■ GIVEN EXERCISE ■
Output all the material that follows, exactly as given.

■ EXTRACTED DATA ■
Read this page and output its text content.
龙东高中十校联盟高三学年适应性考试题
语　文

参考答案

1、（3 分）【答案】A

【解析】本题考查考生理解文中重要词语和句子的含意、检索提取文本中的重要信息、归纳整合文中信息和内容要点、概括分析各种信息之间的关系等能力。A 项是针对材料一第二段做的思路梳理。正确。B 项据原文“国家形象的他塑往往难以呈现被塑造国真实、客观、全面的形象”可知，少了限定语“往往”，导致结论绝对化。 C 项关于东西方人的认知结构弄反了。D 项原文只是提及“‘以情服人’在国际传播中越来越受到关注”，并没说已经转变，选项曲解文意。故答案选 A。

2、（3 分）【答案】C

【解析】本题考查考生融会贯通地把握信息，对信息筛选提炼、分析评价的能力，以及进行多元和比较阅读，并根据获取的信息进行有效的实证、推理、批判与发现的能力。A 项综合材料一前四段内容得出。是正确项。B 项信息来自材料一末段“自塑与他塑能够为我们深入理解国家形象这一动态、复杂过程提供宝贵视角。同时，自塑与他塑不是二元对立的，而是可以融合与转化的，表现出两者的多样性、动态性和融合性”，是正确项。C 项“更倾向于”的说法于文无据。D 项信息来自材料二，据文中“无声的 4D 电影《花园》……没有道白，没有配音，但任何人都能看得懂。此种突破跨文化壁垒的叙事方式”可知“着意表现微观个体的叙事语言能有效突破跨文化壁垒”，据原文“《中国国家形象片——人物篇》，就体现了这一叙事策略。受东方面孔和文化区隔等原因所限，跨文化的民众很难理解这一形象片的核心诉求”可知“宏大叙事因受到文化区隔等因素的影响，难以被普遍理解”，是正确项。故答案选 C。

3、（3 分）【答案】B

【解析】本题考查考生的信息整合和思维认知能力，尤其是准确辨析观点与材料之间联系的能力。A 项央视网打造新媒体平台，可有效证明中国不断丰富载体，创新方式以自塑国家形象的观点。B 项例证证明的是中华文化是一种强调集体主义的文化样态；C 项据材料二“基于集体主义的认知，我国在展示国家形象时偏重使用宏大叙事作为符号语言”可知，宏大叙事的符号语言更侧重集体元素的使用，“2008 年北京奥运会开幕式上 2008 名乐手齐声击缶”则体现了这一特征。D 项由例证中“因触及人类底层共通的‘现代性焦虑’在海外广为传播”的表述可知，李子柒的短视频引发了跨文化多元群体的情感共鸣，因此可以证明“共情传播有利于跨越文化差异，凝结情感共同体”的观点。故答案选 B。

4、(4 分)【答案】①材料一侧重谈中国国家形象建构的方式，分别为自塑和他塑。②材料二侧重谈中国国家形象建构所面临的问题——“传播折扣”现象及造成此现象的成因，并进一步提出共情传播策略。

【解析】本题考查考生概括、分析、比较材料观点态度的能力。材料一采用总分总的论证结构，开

■ CORRECT ANSWER ■
Read this page and output its text content.
龙东高中十校联盟高三学年适应性考试题
语　文

参考答案

1、（3 分）【答案】A

【解析】本题考查考生理解文中重要词语和句子的含意、检索提取文本中的重要信息、归纳整合文中信息和内容要点、概括分析各种信息之间的关系等能力。A 项是针对材料一第二段做的思路梳理。正确。B 项据原文“国家形象的他塑往往难以呈现被塑造国真实、客观、全面的形象”可知，少了限定语“往往”，导致结论绝对化。 C 项关于东西方人的认知结构弄反了。D 项原文只是提及“‘以情服人’在国际传播中越来越受到关注”，并没说已经转变，选项曲解文意。故答案选 A。

2、（3 分）【答案】C

【解析】本题考查考生融会贯通地把握信息，对信息筛选提炼、分析评价的能力，以及进行多元和比较阅读，并根据获取的信息进行有效的实证、推理、批判与发现的能力。A 项综合材料一前四段内容得出。是正确项。B 项信息来自材料一末段“自塑与他塑能够为我们深入理解国家形象这一动态、复杂过程提供宝贵视角。同时，自塑与他塑不是二元对立的，而是可以融合与转化的，表现出两者的多样性、动态性和融合性”，是正确项。C 项“更倾向于”的说法于文无据。D 项信息来自材料二，据文中“无声的 4D 电影《花园》……没有道白，没有配音，但任何人都能看得懂。此种突破跨文化壁垒的叙事方式”可知“着意表现微观个体的叙事语言能有效突破跨文化壁垒”，据原文“《中国国家形象片——人物篇》，就体现了这一叙事策略。受东方面孔和文化区隔等原因所限，跨文化的民众很难理解这一形象片的核心诉求”可知“宏大叙事因受到文化区隔等因素的影响，难以被普遍理解”，是正确项。故答案选 C。

3、（3 分）【答案】B

【解析】本题考查考生的信息整合和思维认知能力，尤其是准确辨析观点与材料之间联系的能力。A 项央视网打造新媒体平台，可有效证明中国不断丰富载体，创新方式以自塑国家形象的观点。B 项例证证明的是中华文化是一种强调集体主义的文化样态；C 项据材料二“基于集体主义的认知，我国在展示国家形象时偏重使用宏大叙事作为符号语言”可知，宏大叙事的符号语言更侧重集体元素的使用，“2008 年北京奥运会开幕式上 2008 名乐手齐声击缶”则体现了这一特征。D 项由例证中“因触及人类底层共通的‘现代性焦虑’在海外广为传播”的表述可知，李子柒的短视频引发了跨文化多元群体的情感共鸣，因此可以证明“共情传播有利于跨越文化差异，凝结情感共同体”的观点。故答案选 B。

4、(4 分)【答案】①材料一侧重谈中国国家形象建构的方式，分别为自塑和他塑。②材料二侧重谈中国国家形象建构所面临的问题——“传播折扣”现象及造成此现象的成因，并进一步提出共情传播策略。

【解析】本题考查考生概括、分析、比较材料观点态度的能力。材料一采用总分总的论证结构，开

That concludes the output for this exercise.